# Start of Exercise material

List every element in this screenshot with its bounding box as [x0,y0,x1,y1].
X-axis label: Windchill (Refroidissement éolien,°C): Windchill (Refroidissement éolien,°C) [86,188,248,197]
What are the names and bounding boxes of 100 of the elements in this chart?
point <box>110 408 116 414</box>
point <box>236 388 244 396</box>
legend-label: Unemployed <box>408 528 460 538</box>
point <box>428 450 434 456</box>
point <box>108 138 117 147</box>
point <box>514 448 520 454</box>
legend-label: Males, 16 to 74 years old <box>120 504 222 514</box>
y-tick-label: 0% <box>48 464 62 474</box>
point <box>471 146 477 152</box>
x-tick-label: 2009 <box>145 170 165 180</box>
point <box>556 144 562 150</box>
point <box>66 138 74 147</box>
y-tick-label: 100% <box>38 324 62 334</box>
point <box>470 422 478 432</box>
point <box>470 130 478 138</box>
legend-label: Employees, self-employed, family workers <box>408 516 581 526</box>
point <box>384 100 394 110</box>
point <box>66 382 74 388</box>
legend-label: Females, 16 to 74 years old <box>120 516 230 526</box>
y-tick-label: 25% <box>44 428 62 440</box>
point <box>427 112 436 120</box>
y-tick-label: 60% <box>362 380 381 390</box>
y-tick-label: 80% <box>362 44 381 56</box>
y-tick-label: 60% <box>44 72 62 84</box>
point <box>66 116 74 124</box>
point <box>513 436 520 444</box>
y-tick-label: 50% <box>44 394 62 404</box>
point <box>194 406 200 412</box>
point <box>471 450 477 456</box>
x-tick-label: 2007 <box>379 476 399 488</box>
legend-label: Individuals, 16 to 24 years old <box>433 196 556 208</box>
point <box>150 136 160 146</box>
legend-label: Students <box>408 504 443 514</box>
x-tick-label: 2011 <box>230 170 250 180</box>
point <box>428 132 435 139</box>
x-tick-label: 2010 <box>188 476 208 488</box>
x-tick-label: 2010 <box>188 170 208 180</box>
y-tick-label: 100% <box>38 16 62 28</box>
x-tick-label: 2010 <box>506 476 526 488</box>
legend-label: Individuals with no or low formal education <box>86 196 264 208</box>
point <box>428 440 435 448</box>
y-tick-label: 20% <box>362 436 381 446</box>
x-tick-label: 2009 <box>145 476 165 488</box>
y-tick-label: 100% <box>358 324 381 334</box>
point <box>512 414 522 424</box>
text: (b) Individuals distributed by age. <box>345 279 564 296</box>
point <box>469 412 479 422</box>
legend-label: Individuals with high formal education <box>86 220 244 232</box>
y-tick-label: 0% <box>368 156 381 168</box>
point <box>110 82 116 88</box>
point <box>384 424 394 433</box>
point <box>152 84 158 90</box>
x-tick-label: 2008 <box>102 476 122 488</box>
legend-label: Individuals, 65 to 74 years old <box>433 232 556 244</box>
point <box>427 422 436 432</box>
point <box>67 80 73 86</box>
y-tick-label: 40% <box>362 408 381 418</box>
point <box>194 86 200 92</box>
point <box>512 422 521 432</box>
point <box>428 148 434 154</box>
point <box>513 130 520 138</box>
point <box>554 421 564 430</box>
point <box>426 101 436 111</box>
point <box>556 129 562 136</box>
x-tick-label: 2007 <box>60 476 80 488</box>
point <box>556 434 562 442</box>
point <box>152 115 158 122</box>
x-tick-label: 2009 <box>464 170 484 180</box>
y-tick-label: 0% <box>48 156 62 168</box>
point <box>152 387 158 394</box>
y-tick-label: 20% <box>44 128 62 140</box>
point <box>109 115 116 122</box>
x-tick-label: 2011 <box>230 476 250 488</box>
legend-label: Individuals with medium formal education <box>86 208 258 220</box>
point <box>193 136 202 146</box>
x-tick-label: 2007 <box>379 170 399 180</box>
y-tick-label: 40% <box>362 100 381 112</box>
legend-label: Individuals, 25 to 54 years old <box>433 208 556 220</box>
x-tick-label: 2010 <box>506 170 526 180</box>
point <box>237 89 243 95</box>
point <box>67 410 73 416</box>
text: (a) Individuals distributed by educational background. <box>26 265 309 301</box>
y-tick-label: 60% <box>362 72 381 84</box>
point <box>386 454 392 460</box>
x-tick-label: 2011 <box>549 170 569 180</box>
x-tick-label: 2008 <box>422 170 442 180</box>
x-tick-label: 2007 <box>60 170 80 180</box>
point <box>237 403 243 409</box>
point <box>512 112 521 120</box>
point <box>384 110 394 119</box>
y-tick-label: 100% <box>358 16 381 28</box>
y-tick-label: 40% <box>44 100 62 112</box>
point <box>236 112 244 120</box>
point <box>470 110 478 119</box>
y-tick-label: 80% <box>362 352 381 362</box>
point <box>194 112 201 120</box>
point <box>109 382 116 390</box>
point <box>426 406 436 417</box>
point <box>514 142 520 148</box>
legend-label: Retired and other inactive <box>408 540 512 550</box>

# End of Exercise material

_Task_. Write out every line of the records above word for word, changing, adding, and leaving out nothing.

_Output of the task_.
List every element in this screenshot with its bounding box as [x0,y0,x1,y1].
X-axis label: Windchill (Refroidissement éolien,°C): Windchill (Refroidissement éolien,°C) [86,188,248,197]
What are the names and bounding boxes of 100 of the elements in this chart?
point <box>110 408 116 414</box>
point <box>236 388 244 396</box>
legend-label: Unemployed <box>408 528 460 538</box>
point <box>428 450 434 456</box>
point <box>108 138 117 147</box>
point <box>514 448 520 454</box>
legend-label: Males, 16 to 74 years old <box>120 504 222 514</box>
y-tick-label: 0% <box>48 464 62 474</box>
point <box>471 146 477 152</box>
x-tick-label: 2009 <box>145 170 165 180</box>
point <box>556 144 562 150</box>
point <box>66 138 74 147</box>
y-tick-label: 100% <box>38 324 62 334</box>
point <box>470 422 478 432</box>
point <box>470 130 478 138</box>
legend-label: Employees, self-employed, family workers <box>408 516 581 526</box>
point <box>384 100 394 110</box>
point <box>66 382 74 388</box>
legend-label: Females, 16 to 74 years old <box>120 516 230 526</box>
y-tick-label: 25% <box>44 428 62 440</box>
point <box>427 112 436 120</box>
y-tick-label: 60% <box>362 380 381 390</box>
y-tick-label: 80% <box>362 44 381 56</box>
y-tick-label: 60% <box>44 72 62 84</box>
point <box>66 116 74 124</box>
point <box>513 436 520 444</box>
y-tick-label: 50% <box>44 394 62 404</box>
point <box>194 406 200 412</box>
point <box>471 450 477 456</box>
x-tick-label: 2007 <box>379 476 399 488</box>
legend-label: Individuals, 16 to 24 years old <box>433 196 556 208</box>
point <box>150 136 160 146</box>
legend-label: Students <box>408 504 443 514</box>
x-tick-label: 2011 <box>230 170 250 180</box>
point <box>428 132 435 139</box>
x-tick-label: 2010 <box>188 476 208 488</box>
x-tick-label: 2010 <box>188 170 208 180</box>
y-tick-label: 100% <box>38 16 62 28</box>
x-tick-label: 2010 <box>506 476 526 488</box>
legend-label: Individuals with no or low formal education <box>86 196 264 208</box>
point <box>428 440 435 448</box>
y-tick-label: 20% <box>362 436 381 446</box>
x-tick-label: 2009 <box>145 476 165 488</box>
y-tick-label: 100% <box>358 324 381 334</box>
point <box>512 414 522 424</box>
text: (b) Individuals distributed by age. <box>345 279 564 296</box>
point <box>469 412 479 422</box>
legend-label: Individuals with high formal education <box>86 220 244 232</box>
y-tick-label: 0% <box>368 156 381 168</box>
point <box>110 82 116 88</box>
point <box>384 424 394 433</box>
point <box>152 84 158 90</box>
x-tick-label: 2008 <box>102 476 122 488</box>
legend-label: Individuals, 65 to 74 years old <box>433 232 556 244</box>
point <box>427 422 436 432</box>
point <box>67 80 73 86</box>
y-tick-label: 40% <box>362 408 381 418</box>
point <box>194 86 200 92</box>
point <box>512 422 521 432</box>
point <box>428 148 434 154</box>
point <box>513 130 520 138</box>
point <box>554 421 564 430</box>
point <box>426 101 436 111</box>
point <box>556 129 562 136</box>
x-tick-label: 2007 <box>60 476 80 488</box>
point <box>556 434 562 442</box>
point <box>152 115 158 122</box>
x-tick-label: 2009 <box>464 170 484 180</box>
y-tick-label: 0% <box>48 156 62 168</box>
point <box>152 387 158 394</box>
y-tick-label: 20% <box>44 128 62 140</box>
point <box>109 115 116 122</box>
x-tick-label: 2011 <box>230 476 250 488</box>
legend-label: Individuals with medium formal education <box>86 208 258 220</box>
point <box>193 136 202 146</box>
x-tick-label: 2007 <box>379 170 399 180</box>
y-tick-label: 40% <box>362 100 381 112</box>
legend-label: Individuals, 25 to 54 years old <box>433 208 556 220</box>
x-tick-label: 2010 <box>506 170 526 180</box>
point <box>237 89 243 95</box>
point <box>67 410 73 416</box>
text: (a) Individuals distributed by educational background. <box>26 265 309 301</box>
y-tick-label: 60% <box>362 72 381 84</box>
point <box>386 454 392 460</box>
x-tick-label: 2011 <box>549 170 569 180</box>
x-tick-label: 2008 <box>422 170 442 180</box>
x-tick-label: 2007 <box>60 170 80 180</box>
point <box>237 403 243 409</box>
point <box>512 112 521 120</box>
point <box>384 110 394 119</box>
y-tick-label: 100% <box>358 16 381 28</box>
y-tick-label: 40% <box>44 100 62 112</box>
point <box>236 112 244 120</box>
point <box>470 110 478 119</box>
y-tick-label: 80% <box>362 352 381 362</box>
point <box>194 112 201 120</box>
point <box>109 382 116 390</box>
point <box>426 406 436 417</box>
point <box>514 142 520 148</box>
legend-label: Retired and other inactive <box>408 540 512 550</box>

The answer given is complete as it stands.